## START AVAILABLE DATA
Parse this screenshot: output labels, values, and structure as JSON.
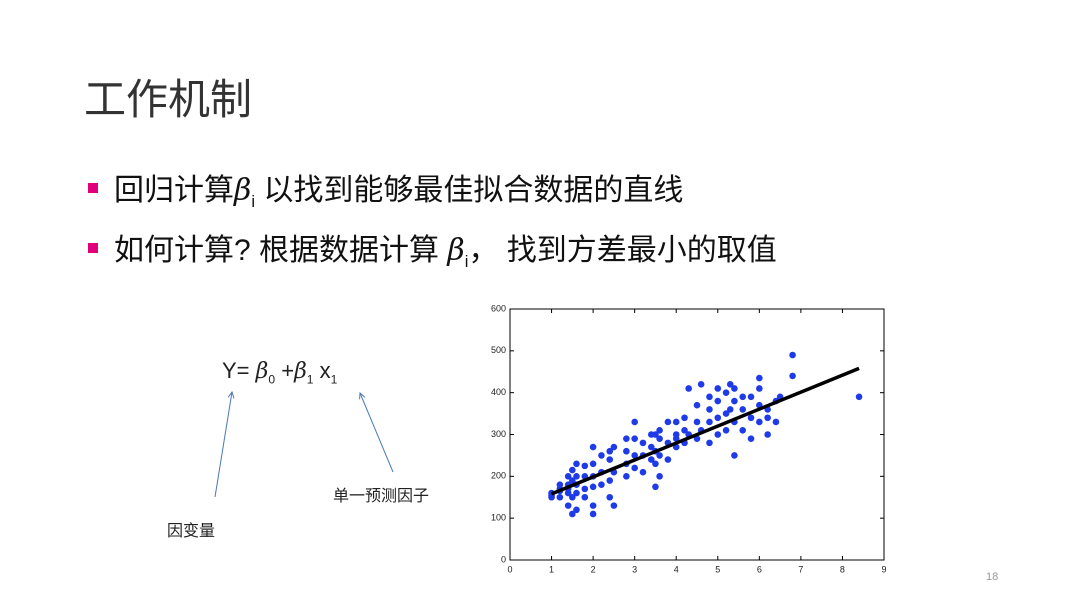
{
  "slide": {
    "title": "工作机制",
    "bullets": [
      {
        "before": "回归计算",
        "symbol": "β",
        "sub": "i",
        "after": " 以找到能够最佳拟合数据的直线"
      },
      {
        "before": "如何计算? 根据数据计算 ",
        "symbol": "β",
        "sub": "i",
        "after": "， 找到方差最小的取值"
      }
    ],
    "formula": {
      "lhs": "Y= ",
      "b0": "β",
      "b0_sub": "0",
      "plus": " +",
      "b1": "β",
      "b1_sub": "1",
      "x": " x",
      "x_sub": "1"
    },
    "annotations": [
      "因变量",
      "单一预测因子"
    ],
    "page_number": "18"
  },
  "chart_data": {
    "type": "scatter",
    "color": "#1f3be8",
    "x": [
      1.0,
      1.0,
      1.0,
      1.2,
      1.2,
      1.2,
      1.2,
      1.4,
      1.4,
      1.4,
      1.4,
      1.4,
      1.5,
      1.5,
      1.5,
      1.5,
      1.6,
      1.6,
      1.6,
      1.6,
      1.6,
      1.8,
      1.8,
      1.8,
      1.8,
      2.0,
      2.0,
      2.0,
      2.0,
      2.0,
      2.0,
      2.2,
      2.2,
      2.2,
      2.4,
      2.4,
      2.4,
      2.4,
      2.5,
      2.5,
      2.5,
      2.8,
      2.8,
      2.8,
      2.8,
      3.0,
      3.0,
      3.0,
      3.0,
      3.2,
      3.2,
      3.2,
      3.4,
      3.4,
      3.4,
      3.5,
      3.5,
      3.5,
      3.5,
      3.6,
      3.6,
      3.6,
      3.6,
      3.8,
      3.8,
      3.8,
      4.0,
      4.0,
      4.0,
      4.0,
      4.2,
      4.2,
      4.2,
      4.3,
      4.3,
      4.5,
      4.5,
      4.5,
      4.6,
      4.6,
      4.8,
      4.8,
      4.8,
      4.8,
      5.0,
      5.0,
      5.0,
      5.0,
      5.2,
      5.2,
      5.2,
      5.3,
      5.3,
      5.4,
      5.4,
      5.4,
      5.4,
      5.6,
      5.6,
      5.6,
      5.8,
      5.8,
      5.8,
      6.0,
      6.0,
      6.0,
      6.0,
      6.2,
      6.2,
      6.2,
      6.4,
      6.4,
      6.5,
      6.8,
      6.8,
      8.4
    ],
    "y": [
      150,
      160,
      155,
      165,
      180,
      150,
      170,
      130,
      180,
      200,
      160,
      170,
      110,
      190,
      215,
      150,
      120,
      180,
      200,
      230,
      160,
      200,
      150,
      170,
      225,
      110,
      130,
      175,
      200,
      230,
      270,
      180,
      210,
      250,
      150,
      190,
      240,
      260,
      130,
      210,
      270,
      200,
      230,
      260,
      290,
      220,
      250,
      290,
      330,
      210,
      250,
      280,
      240,
      270,
      300,
      175,
      230,
      260,
      300,
      200,
      250,
      290,
      310,
      240,
      280,
      330,
      270,
      300,
      330,
      290,
      280,
      310,
      340,
      410,
      300,
      290,
      330,
      370,
      420,
      310,
      280,
      330,
      360,
      390,
      300,
      340,
      380,
      410,
      310,
      350,
      400,
      420,
      360,
      250,
      330,
      380,
      410,
      310,
      360,
      390,
      290,
      340,
      390,
      330,
      370,
      410,
      435,
      300,
      340,
      360,
      330,
      380,
      390,
      440,
      490,
      390
    ],
    "fit": {
      "color": "#000000",
      "x": [
        1.0,
        8.4
      ],
      "y": [
        158,
        458
      ]
    },
    "xlim": [
      0,
      9
    ],
    "xticks": [
      0,
      1,
      2,
      3,
      4,
      5,
      6,
      7,
      8,
      9
    ],
    "ylim": [
      0,
      600
    ],
    "yticks": [
      0,
      100,
      200,
      300,
      400,
      500,
      600
    ],
    "grid": false
  }
}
## END AVAILABLE DATA
Select and copy every line from the records that includes the word "after".

EXERCISE RESULT:
        "after": " 以找到能够最佳拟合数据的直线"
        "after": "， 找到方差最小的取值"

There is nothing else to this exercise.